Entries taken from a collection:

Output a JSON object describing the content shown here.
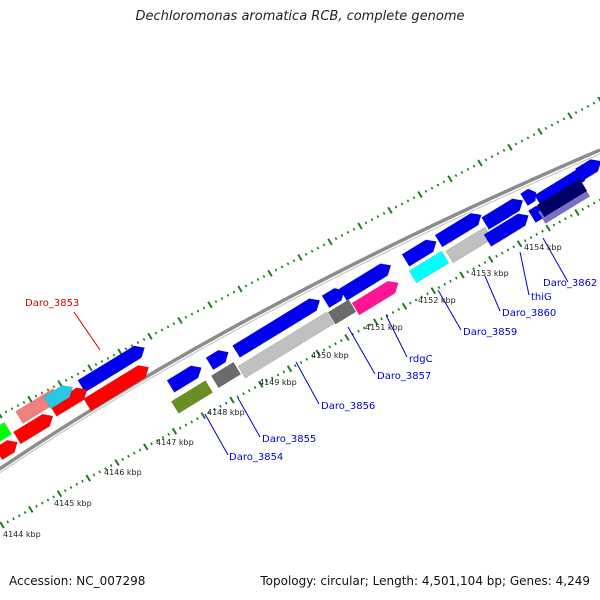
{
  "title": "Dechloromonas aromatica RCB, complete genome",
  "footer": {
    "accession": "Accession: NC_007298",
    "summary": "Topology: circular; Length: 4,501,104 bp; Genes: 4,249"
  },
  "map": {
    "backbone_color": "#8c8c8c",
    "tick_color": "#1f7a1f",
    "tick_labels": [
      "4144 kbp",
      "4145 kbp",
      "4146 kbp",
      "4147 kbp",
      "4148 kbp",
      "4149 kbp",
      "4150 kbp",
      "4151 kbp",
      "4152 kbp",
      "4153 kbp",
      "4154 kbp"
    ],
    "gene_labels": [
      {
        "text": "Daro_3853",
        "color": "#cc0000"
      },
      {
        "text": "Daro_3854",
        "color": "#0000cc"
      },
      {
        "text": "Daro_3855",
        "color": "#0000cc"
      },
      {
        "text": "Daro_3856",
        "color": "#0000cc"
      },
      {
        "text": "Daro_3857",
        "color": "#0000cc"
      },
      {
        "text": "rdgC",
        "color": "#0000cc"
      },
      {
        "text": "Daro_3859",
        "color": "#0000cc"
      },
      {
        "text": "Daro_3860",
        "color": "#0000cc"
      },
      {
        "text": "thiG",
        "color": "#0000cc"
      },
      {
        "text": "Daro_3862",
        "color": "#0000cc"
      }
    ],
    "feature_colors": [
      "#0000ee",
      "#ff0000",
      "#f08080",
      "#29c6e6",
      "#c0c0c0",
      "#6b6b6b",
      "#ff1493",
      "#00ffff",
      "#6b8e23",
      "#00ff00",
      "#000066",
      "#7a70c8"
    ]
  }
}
--
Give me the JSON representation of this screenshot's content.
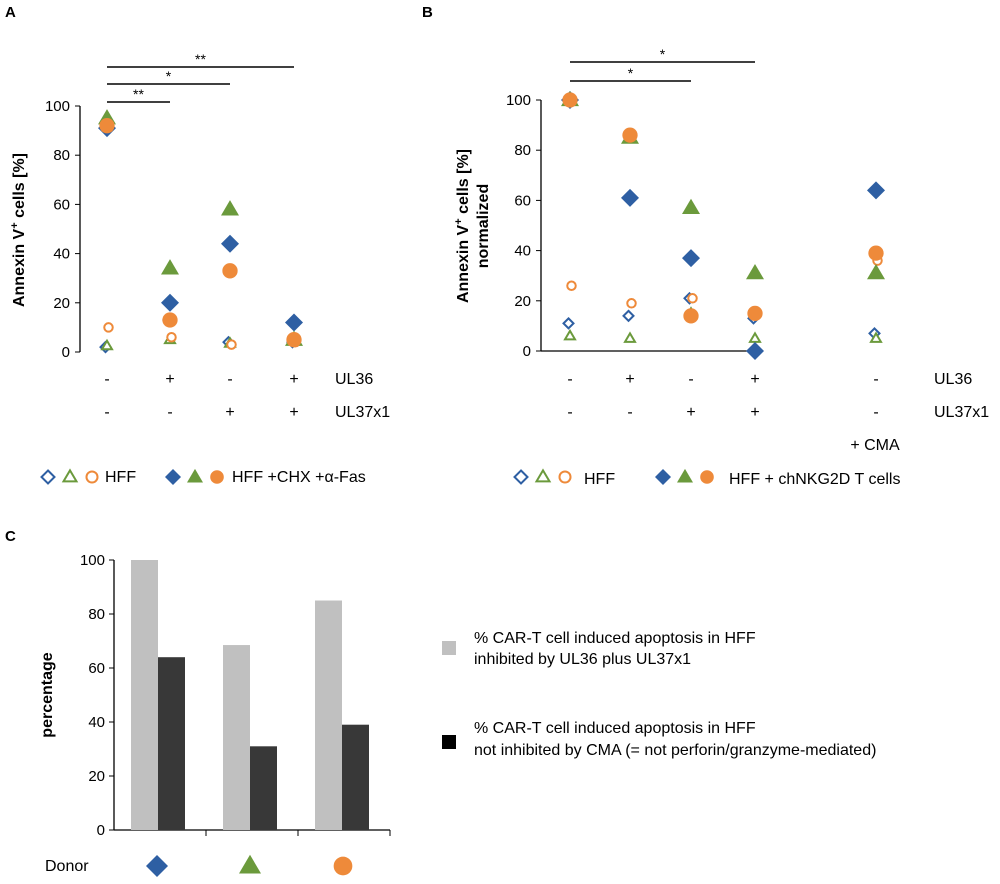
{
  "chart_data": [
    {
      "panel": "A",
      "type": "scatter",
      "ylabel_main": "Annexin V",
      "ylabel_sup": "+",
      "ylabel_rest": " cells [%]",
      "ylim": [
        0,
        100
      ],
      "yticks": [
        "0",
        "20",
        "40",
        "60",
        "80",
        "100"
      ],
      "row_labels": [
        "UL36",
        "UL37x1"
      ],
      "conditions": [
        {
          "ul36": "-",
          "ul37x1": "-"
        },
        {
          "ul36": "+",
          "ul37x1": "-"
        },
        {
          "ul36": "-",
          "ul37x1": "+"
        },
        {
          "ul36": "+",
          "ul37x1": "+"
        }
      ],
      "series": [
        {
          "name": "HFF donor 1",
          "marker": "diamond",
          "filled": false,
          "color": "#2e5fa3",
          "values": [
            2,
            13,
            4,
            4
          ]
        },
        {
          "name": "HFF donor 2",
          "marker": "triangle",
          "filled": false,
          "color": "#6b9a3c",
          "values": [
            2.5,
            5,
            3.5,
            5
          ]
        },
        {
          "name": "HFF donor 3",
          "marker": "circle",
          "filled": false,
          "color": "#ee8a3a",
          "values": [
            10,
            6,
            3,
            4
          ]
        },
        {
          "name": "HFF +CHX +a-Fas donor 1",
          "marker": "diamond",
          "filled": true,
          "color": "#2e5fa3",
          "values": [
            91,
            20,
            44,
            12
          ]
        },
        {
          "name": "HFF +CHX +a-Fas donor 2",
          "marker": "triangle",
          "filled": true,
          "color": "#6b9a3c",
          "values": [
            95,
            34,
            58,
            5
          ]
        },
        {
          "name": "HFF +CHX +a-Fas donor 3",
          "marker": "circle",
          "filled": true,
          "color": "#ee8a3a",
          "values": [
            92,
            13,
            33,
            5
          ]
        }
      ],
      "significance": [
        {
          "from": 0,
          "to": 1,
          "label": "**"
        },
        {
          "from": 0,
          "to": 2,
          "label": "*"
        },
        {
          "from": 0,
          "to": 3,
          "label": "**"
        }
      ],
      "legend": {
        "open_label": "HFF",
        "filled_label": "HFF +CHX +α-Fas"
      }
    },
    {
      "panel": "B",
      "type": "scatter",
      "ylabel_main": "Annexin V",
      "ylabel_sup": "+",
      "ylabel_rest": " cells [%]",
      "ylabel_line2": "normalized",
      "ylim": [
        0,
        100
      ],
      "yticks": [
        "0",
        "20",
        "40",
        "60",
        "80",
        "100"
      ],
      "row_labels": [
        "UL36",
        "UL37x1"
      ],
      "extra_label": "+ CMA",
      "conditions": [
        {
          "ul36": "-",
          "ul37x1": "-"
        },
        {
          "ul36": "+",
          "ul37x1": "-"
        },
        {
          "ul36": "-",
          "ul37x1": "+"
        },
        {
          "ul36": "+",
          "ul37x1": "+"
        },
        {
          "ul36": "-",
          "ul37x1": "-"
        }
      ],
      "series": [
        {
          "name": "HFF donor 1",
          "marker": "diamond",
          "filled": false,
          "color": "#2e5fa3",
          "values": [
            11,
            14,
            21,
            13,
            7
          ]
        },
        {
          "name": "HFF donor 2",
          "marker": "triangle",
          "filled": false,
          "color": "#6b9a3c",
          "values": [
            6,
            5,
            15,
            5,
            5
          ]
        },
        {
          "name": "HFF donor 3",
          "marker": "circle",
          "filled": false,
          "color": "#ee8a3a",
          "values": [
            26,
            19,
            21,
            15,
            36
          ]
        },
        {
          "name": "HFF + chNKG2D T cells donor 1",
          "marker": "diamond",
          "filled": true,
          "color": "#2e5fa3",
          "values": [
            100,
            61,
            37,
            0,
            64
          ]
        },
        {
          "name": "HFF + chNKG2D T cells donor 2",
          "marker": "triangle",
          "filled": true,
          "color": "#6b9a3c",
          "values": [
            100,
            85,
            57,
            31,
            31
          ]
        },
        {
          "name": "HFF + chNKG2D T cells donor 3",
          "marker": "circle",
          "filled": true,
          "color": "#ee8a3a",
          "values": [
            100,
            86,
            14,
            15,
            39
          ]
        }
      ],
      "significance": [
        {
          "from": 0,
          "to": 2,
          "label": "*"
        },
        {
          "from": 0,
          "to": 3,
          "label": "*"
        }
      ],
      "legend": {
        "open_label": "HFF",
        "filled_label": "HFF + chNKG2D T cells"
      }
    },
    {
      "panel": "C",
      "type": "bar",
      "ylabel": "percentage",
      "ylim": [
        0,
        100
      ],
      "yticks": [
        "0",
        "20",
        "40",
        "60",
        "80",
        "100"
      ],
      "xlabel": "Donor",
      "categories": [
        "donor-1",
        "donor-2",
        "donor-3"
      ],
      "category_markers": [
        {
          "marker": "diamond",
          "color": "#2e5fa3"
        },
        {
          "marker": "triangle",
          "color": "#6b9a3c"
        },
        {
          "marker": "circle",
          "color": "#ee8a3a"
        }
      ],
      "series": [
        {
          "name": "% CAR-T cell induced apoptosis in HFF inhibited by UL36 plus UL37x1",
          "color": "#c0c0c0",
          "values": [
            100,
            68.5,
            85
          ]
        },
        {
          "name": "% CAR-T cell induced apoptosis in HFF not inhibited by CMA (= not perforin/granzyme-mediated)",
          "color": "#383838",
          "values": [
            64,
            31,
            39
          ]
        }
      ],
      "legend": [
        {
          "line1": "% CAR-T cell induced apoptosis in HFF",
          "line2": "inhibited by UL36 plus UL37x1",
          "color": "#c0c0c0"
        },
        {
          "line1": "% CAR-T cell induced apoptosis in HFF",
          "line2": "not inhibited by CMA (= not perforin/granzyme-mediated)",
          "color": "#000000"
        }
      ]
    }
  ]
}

WHAT YOU ARE ASKED TO DO
Read through the entries above, and wherever a line holds the string "mediated", copy it.

COMPLETED TASK
          "name": "% CAR-T cell induced apoptosis in HFF not inhibited by CMA (= not perforin/granzyme-mediated)",
          "line2": "not inhibited by CMA (= not perforin/granzyme-mediated)",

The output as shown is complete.